■ Aim of the task
Reproduce all entries verbatim, with nothing added or dropped.

■ Material
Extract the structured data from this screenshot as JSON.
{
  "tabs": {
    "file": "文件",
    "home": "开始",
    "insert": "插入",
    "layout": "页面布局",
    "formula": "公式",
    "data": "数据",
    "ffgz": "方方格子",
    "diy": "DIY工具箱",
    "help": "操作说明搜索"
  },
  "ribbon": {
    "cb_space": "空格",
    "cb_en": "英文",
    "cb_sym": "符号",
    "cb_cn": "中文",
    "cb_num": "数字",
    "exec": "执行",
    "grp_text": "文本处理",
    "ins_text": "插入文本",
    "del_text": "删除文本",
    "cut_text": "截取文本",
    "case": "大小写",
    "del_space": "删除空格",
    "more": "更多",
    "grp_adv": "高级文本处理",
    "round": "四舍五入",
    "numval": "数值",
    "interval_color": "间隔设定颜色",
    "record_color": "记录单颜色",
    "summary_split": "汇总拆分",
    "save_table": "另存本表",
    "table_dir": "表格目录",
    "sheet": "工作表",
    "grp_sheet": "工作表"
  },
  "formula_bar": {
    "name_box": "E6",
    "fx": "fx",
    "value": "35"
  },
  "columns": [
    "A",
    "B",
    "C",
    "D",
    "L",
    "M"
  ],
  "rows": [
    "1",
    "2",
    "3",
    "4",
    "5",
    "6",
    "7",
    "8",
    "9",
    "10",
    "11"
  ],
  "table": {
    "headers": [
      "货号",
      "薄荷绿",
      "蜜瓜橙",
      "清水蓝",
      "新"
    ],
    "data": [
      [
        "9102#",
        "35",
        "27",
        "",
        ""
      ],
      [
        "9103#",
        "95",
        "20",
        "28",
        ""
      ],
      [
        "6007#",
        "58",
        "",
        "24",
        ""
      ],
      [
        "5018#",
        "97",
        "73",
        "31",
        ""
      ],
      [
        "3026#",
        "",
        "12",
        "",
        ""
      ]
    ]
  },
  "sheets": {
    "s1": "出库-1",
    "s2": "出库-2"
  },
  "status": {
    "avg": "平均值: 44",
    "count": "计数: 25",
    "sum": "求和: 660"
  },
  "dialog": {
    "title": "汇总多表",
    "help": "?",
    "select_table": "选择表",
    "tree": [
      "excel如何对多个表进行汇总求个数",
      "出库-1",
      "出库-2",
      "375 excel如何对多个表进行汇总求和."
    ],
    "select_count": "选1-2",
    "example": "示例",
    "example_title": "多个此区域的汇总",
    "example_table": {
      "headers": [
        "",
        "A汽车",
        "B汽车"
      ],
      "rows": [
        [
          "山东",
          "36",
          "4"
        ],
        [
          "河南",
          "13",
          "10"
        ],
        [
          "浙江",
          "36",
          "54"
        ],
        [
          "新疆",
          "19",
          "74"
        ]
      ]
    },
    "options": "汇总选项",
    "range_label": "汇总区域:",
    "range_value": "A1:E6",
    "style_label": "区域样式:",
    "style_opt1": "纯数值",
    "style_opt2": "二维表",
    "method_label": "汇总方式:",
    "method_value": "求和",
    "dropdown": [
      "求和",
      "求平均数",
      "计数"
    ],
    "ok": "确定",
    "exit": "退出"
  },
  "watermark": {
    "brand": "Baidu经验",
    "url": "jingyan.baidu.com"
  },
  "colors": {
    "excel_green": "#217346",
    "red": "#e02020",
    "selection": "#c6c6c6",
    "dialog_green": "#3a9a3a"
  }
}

■ Response to the exercise
Extract the structured data from this screenshot as JSON.
{
  "tabs": {
    "file": "文件",
    "home": "开始",
    "insert": "插入",
    "layout": "页面布局",
    "formula": "公式",
    "data": "数据",
    "ffgz": "方方格子",
    "diy": "DIY工具箱",
    "help": "操作说明搜索"
  },
  "ribbon": {
    "cb_space": "空格",
    "cb_en": "英文",
    "cb_sym": "符号",
    "cb_cn": "中文",
    "cb_num": "数字",
    "exec": "执行",
    "grp_text": "文本处理",
    "ins_text": "插入文本",
    "del_text": "删除文本",
    "cut_text": "截取文本",
    "case": "大小写",
    "del_space": "删除空格",
    "more": "更多",
    "grp_adv": "高级文本处理",
    "round": "四舍五入",
    "numval": "数值",
    "interval_color": "间隔设定颜色",
    "record_color": "记录单颜色",
    "summary_split": "汇总拆分",
    "save_table": "另存本表",
    "table_dir": "表格目录",
    "sheet": "工作表",
    "grp_sheet": "工作表"
  },
  "formula_bar": {
    "name_box": "E6",
    "fx": "fx",
    "value": "35"
  },
  "columns": [
    "A",
    "B",
    "C",
    "D",
    "L",
    "M"
  ],
  "rows": [
    "1",
    "2",
    "3",
    "4",
    "5",
    "6",
    "7",
    "8",
    "9",
    "10",
    "11"
  ],
  "table": {
    "headers": [
      "货号",
      "薄荷绿",
      "蜜瓜橙",
      "清水蓝",
      "新"
    ],
    "data": [
      [
        "9102#",
        "35",
        "27",
        "",
        ""
      ],
      [
        "9103#",
        "95",
        "20",
        "28",
        ""
      ],
      [
        "6007#",
        "58",
        "",
        "24",
        ""
      ],
      [
        "5018#",
        "97",
        "73",
        "31",
        ""
      ],
      [
        "3026#",
        "",
        "12",
        "",
        ""
      ]
    ]
  },
  "sheets": {
    "s1": "出库-1",
    "s2": "出库-2"
  },
  "status": {
    "avg": "平均值: 44",
    "count": "计数: 25",
    "sum": "求和: 660"
  },
  "dialog": {
    "title": "汇总多表",
    "help": "?",
    "select_table": "选择表",
    "tree": [
      "excel如何对多个表进行汇总求个数",
      "出库-1",
      "出库-2",
      "375 excel如何对多个表进行汇总求和."
    ],
    "select_count": "选1-2",
    "example": "示例",
    "example_title": "多个此区域的汇总",
    "example_table": {
      "headers": [
        "",
        "A汽车",
        "B汽车"
      ],
      "rows": [
        [
          "山东",
          "36",
          "4"
        ],
        [
          "河南",
          "13",
          "10"
        ],
        [
          "浙江",
          "36",
          "54"
        ],
        [
          "新疆",
          "19",
          "74"
        ]
      ]
    },
    "options": "汇总选项",
    "range_label": "汇总区域:",
    "range_value": "A1:E6",
    "style_label": "区域样式:",
    "style_opt1": "纯数值",
    "style_opt2": "二维表",
    "method_label": "汇总方式:",
    "method_value": "求和",
    "dropdown": [
      "求和",
      "求平均数",
      "计数"
    ],
    "ok": "确定",
    "exit": "退出"
  },
  "watermark": {
    "brand": "Baidu经验",
    "url": "jingyan.baidu.com"
  },
  "colors": {
    "excel_green": "#217346",
    "red": "#e02020",
    "selection": "#c6c6c6",
    "dialog_green": "#3a9a3a"
  }
}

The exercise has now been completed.